======== AUSGANGSTEXT

Nochmal Wahllisten

Ich hatte ja eigentlich gehofft festzustellen, dass totales Kumulieren, Panaschieren als die gangbare Lösung herausspringt, musste allerdings feststellen, dass sich daraus doch sehr große Probleme ergeben.
Das zentrale Problem ergibt sich aus der schieren Anzahl an Personen, die sich zu so einer Wahl stellt und über die man dann was wissen müsste. Und schon allein, wenn man sie nachwievor auf Parteilisten bündelte und somit auch vorselektierte, wäre ein ernsthafter Versuch, seine eigene Liste zusammenzuwählen ziemlich schwer.
600 Abgeordnete, jeder Platz von jeder Partei mit einem Vorschlag versehen, vereinfacht 5 Parteien, macht schon mal 3000 Namen auf dem scheiß Wahlzettel. Und was will ich denn erreichen?

================

- _ZIELE_
A - Schreiben Sie aus dem Text über Wahllisten alles von „Nochmal Wahllisten“ bis hinunter zu „zusammenzuwählen ziemlich schwer.“ wortgetreu ab.
B - Führen Sie den Text über Wahllisten im Anschluss an seinen letzten Satz weiter.
Die Einträge werden für die Bearbeitung nicht gebraucht.

======== DATENZEILEN

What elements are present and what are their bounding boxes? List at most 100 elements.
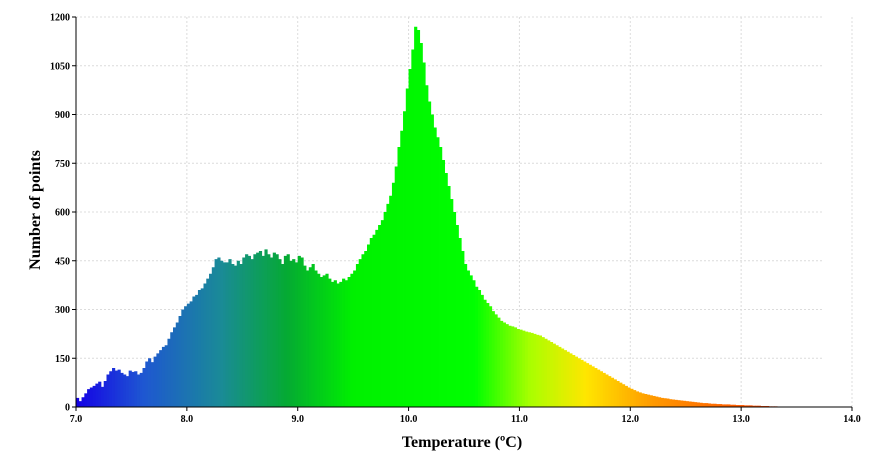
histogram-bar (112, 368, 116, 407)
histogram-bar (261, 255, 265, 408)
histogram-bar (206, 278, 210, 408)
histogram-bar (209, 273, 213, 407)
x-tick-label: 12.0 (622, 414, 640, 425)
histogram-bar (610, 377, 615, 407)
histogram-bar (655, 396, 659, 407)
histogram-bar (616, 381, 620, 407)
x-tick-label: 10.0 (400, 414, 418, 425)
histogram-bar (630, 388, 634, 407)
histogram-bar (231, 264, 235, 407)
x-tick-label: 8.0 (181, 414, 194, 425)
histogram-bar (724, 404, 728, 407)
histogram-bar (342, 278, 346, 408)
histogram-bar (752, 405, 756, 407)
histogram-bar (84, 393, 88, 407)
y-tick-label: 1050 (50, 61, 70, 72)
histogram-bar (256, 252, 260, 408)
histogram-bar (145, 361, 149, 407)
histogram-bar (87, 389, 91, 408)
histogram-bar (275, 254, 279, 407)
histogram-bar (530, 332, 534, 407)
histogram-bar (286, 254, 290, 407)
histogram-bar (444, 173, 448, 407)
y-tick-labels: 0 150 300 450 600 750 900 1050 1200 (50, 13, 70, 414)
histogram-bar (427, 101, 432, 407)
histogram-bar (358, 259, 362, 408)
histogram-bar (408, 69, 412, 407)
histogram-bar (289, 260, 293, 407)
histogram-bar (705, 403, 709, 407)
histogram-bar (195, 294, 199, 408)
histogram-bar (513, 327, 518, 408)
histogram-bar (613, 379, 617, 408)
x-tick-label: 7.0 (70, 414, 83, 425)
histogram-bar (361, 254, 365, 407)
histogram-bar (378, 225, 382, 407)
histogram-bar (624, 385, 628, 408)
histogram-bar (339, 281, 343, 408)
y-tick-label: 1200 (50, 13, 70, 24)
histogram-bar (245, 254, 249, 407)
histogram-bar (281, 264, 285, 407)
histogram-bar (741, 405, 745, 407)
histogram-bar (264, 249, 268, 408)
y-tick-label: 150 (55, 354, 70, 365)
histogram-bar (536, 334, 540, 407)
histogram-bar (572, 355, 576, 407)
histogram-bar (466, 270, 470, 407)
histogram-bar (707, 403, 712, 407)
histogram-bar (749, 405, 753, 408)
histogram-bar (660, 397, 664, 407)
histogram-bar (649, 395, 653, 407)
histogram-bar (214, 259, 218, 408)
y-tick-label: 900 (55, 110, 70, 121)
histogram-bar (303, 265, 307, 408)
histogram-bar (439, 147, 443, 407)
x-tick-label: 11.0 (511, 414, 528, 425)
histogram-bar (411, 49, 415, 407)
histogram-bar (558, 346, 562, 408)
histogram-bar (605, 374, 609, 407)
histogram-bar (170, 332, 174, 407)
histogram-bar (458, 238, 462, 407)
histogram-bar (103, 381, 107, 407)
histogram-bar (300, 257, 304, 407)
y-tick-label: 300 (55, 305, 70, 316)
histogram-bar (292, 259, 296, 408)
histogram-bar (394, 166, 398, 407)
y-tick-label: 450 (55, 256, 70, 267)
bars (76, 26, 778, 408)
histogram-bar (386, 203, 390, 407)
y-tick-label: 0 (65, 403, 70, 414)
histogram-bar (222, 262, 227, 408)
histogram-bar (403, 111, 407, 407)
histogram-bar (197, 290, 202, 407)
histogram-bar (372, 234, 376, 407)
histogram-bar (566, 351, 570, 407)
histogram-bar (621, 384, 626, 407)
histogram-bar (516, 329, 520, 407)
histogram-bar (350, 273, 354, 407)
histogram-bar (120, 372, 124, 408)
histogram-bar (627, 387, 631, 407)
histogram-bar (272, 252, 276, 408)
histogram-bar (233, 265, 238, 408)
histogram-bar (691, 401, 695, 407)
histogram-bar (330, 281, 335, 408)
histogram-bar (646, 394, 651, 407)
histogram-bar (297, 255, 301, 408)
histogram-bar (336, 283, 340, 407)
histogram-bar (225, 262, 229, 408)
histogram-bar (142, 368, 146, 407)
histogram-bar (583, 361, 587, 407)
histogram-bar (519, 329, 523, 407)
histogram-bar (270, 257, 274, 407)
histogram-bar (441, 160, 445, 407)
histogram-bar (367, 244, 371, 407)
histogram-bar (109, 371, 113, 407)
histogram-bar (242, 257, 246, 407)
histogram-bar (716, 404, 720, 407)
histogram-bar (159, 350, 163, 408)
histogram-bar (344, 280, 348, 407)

================

- _ERGEBNISSE DER ÜBUNG_
A -
Nochmal Wahllisten

Ich hatte ja eigentlich gehofft festzustellen, dass totales Kumulieren, Panaschieren als die gangbare Lösung herausspringt, musste allerdings feststellen, dass sich daraus doch sehr große Probleme ergeben.
Das zentrale Problem ergibt sich aus der schieren Anzahl an Personen, die sich zu so einer Wahl stellt und über die man dann was wissen müsste. Und schon allein, wenn man sie nachwievor auf Parteilisten bündelte und somit auch vorselektierte, wäre ein ernsthafter Versuch, seine eigene Liste zusammenzuwählen ziemlich schwer.

B -
Man merkt sich doch meistens nur ein zwei zehn besondere Personen, die man irgendwie gut findet im politischen Geschehen. Auf welcher Vermutung diese Einschätzung fußt, ist nicht von Belang. Wenn wir jetzt noch davon ausgehen, dass das bei vielen Leuten die gleichen Personen sind, wie diese Personenranglisten immer nahelegen.
Stellten wir also jetzt den Wählern die Aufgabe “wählen sie 10 Personen aus, denen sie für die kommenden paar Jahre die Entscheidungsgewalt im staatlichen Handeln anheimgeben wollen”, kriegen wir wahrscheinlich 30 Namen ausgespuckt. Von der Mehrheit. Alle anderen kriegen keine Stimmen. Von der Mehrheit. Aber von den Minderheiten. Würden wir also dann ein Parlament aus 100 Leuten aus den 10er-Stimmen der Bürger zusammenbauen, wäre es zu 70 Prozent mit Idioten.
Jedoch mit dem gravierenden Unterschied zu jetzt, dass diese Idioten extreme Idioten sind. Das funktioniert also nicht.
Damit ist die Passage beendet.